_OBJECTIVE_
Word for word, print each line of the listing below; pictures stay out.

(Data excerpts)
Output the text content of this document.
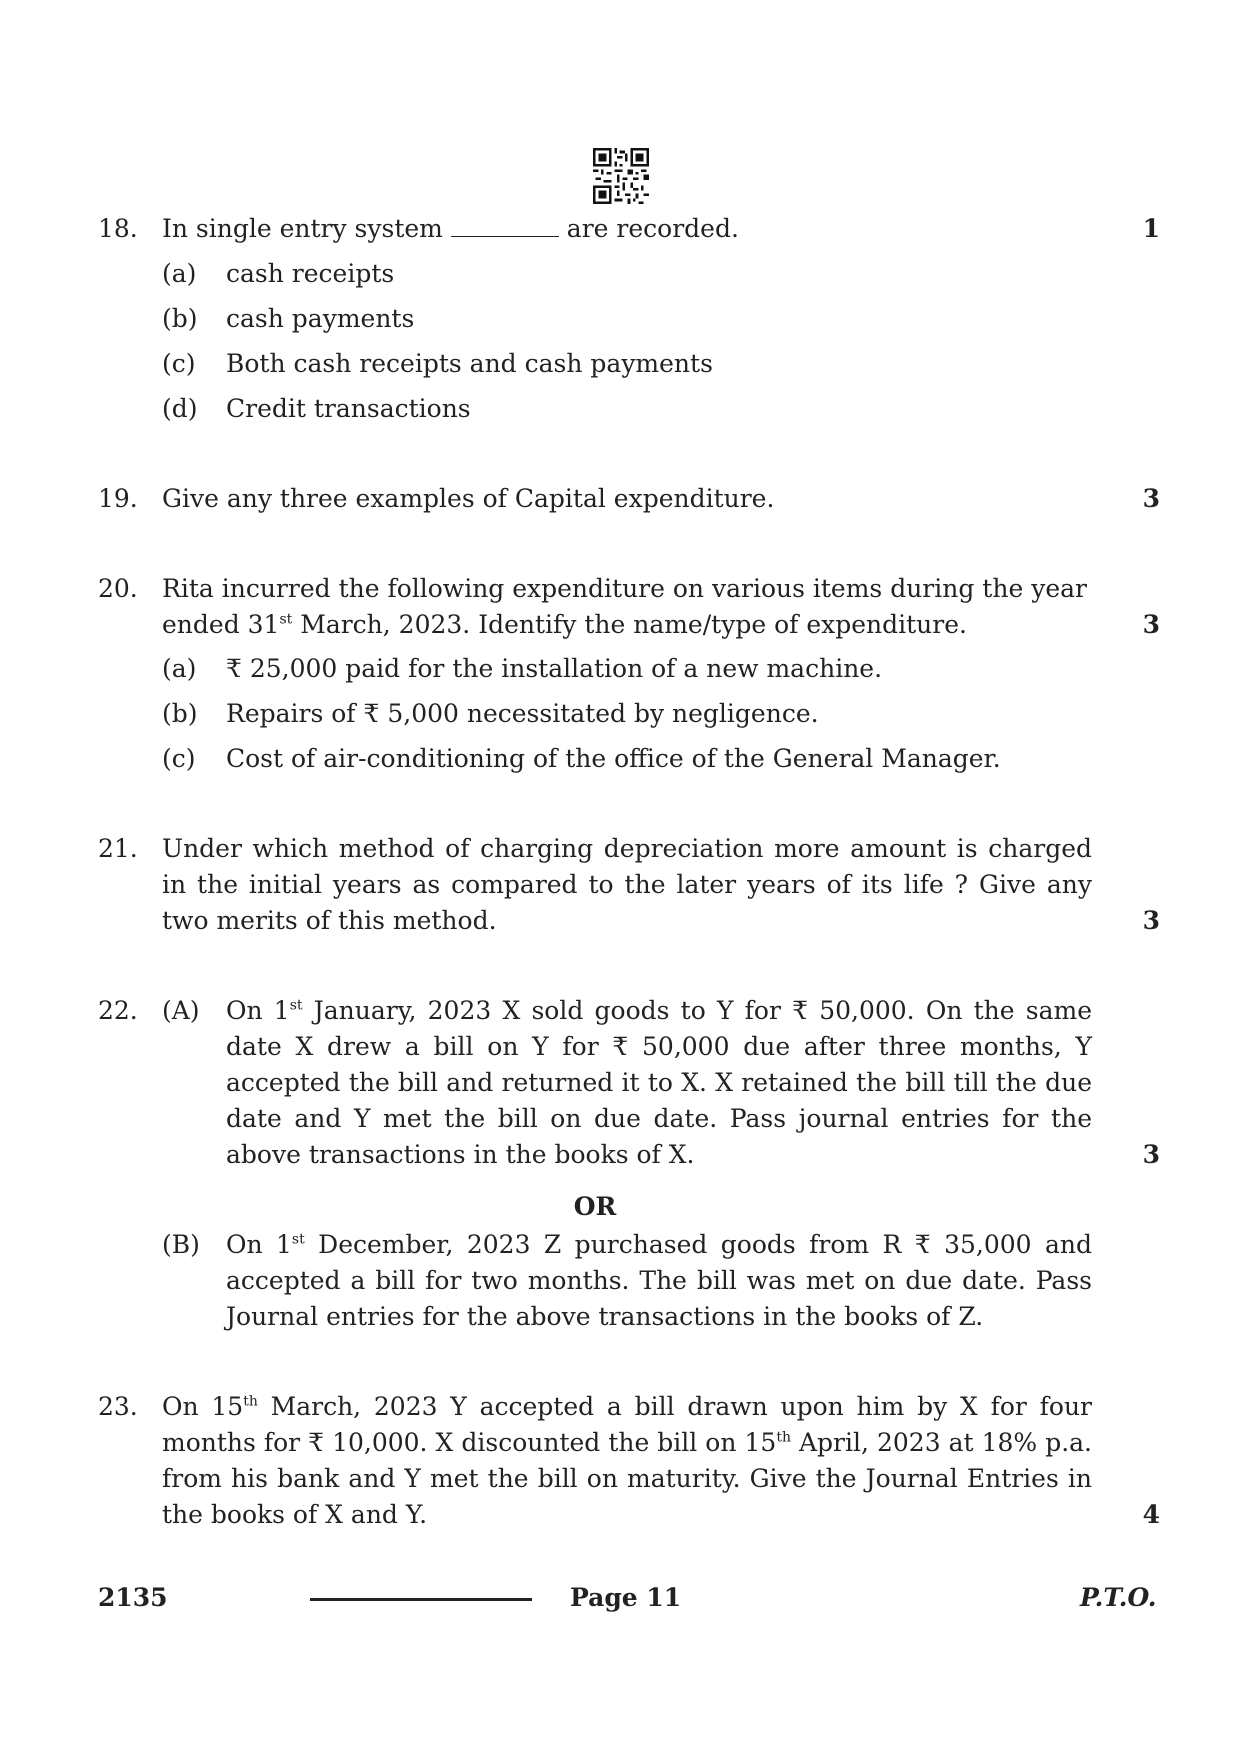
18. In single entry system	are recorded.	1
(a)	cash receipts
(b)	cash payments
(c)	Both cash receipts and cash payments
(d)	Credit transactions
19. Give any three examples of Capital expenditure.	3
20. Rita incurred the following expenditure on various items during the year
ended 31st March, 2023. Identify the name/type of expenditure.	3
(a)	₹ 25,000 paid for the installation of a new machine.
(b)	Repairs of ₹ 5,000 necessitated by negligence.
(c)	Cost of air-conditioning of the office of the General Manager.
21. Under which method of charging depreciation more amount is charged in the initial years as compared to the later years of its life ? Give any two merits of this method.	3
22. (A)	On 1st January, 2023 X sold goods to Y for ₹ 50,000. On the same date X drew a bill on Y for ₹ 50,000 due after three months, Y accepted the bill and returned it to X. X retained the bill till the due date and Y met the bill on due date. Pass journal entries for the above transactions in the books of X.	3
OR
(B)	On 1st December, 2023 Z purchased goods from R ₹ 35,000 and accepted a bill for two months. The bill was met on due date. Pass Journal entries for the above transactions in the books of Z.
23. On 15th March, 2023 Y accepted a bill drawn upon him by X for four months for ₹ 10,000. X discounted the bill on 15th April, 2023 at 18% p.a. from his bank and Y met the bill on maturity. Give the Journal Entries in the books of X and Y.	4
2135	Page 11	P.T.O.
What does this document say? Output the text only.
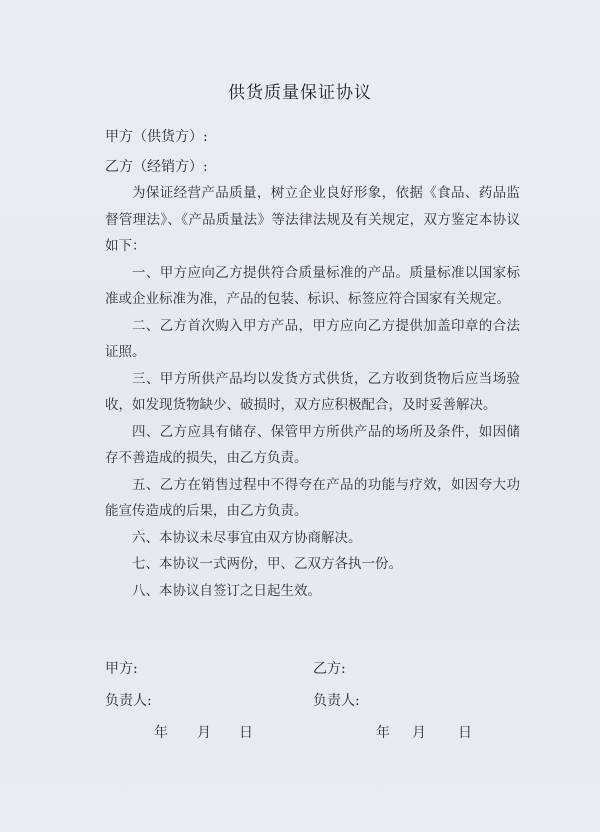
供货质量保证协议
甲方（供货方）:
乙方（经销方）:
为保证经营产品质量，树立企业良好形象，依据《食品、药品监督管理法》、《产品质量法》等法律法规及有关规定，双方鉴定本协议如下：
一、甲方应向乙方提供符合质量标准的产品。质量标准以国家标准或企业标准为准，产品的包装、标识、标签应符合国家有关规定。
二、乙方首次购入甲方产品，甲方应向乙方提供加盖印章的合法证照。
三、甲方所供产品均以发货方式供货，乙方收到货物后应当场验收，如发现货物缺少、破损时，双方应积极配合，及时妥善解决。
四、乙方应具有储存、保管甲方所供产品的场所及条件，如因储存不善造成的损失，由乙方负责。
五、乙方在销售过程中不得夸在产品的功能与疗效，如因夸大功能宣传造成的后果，由乙方负责。
六、本协议未尽事宜由双方协商解决。
七、本协议一式两份，甲、乙双方各执一份。
八、本协议自签订之日起生效。
甲方:	乙方:
负责人:	负责人:
年 月 日	年 月 日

_SOLUTION TO THIS EXERCISE_
Output the text content of this document.
18. In single entry system	are recorded.	1
(a)	cash receipts
(b)	cash payments
(c)	Both cash receipts and cash payments
(d)	Credit transactions
19. Give any three examples of Capital expenditure.	3
20. Rita incurred the following expenditure on various items during the year
ended 31st March, 2023. Identify the name/type of expenditure.	3
(a)	₹ 25,000 paid for the installation of a new machine.
(b)	Repairs of ₹ 5,000 necessitated by negligence.
(c)	Cost of air-conditioning of the office of the General Manager.
21. Under which method of charging depreciation more amount is charged in the initial years as compared to the later years of its life ? Give any two merits of this method.	3
22. (A)	On 1st January, 2023 X sold goods to Y for ₹ 50,000. On the same date X drew a bill on Y for ₹ 50,000 due after three months, Y accepted the bill and returned it to X. X retained the bill till the due date and Y met the bill on due date. Pass journal entries for the above transactions in the books of X.	3
OR
(B)	On 1st December, 2023 Z purchased goods from R ₹ 35,000 and accepted a bill for two months. The bill was met on due date. Pass Journal entries for the above transactions in the books of Z.
23. On 15th March, 2023 Y accepted a bill drawn upon him by X for four months for ₹ 10,000. X discounted the bill on 15th April, 2023 at 18% p.a. from his bank and Y met the bill on maturity. Give the Journal Entries in the books of X and Y.	4
2135	Page 11	P.T.O.
What does this document say? Output the text only.
供货质量保证协议
甲方（供货方）:
乙方（经销方）:
为保证经营产品质量，树立企业良好形象，依据《食品、药品监督管理法》、《产品质量法》等法律法规及有关规定，双方鉴定本协议如下：
一、甲方应向乙方提供符合质量标准的产品。质量标准以国家标准或企业标准为准，产品的包装、标识、标签应符合国家有关规定。
二、乙方首次购入甲方产品，甲方应向乙方提供加盖印章的合法证照。
三、甲方所供产品均以发货方式供货，乙方收到货物后应当场验收，如发现货物缺少、破损时，双方应积极配合，及时妥善解决。
四、乙方应具有储存、保管甲方所供产品的场所及条件，如因储存不善造成的损失，由乙方负责。
五、乙方在销售过程中不得夸在产品的功能与疗效，如因夸大功能宣传造成的后果，由乙方负责。
六、本协议未尽事宜由双方协商解决。
七、本协议一式两份，甲、乙双方各执一份。
八、本协议自签订之日起生效。
甲方:	乙方:
负责人:	负责人:
年 月 日	年 月 日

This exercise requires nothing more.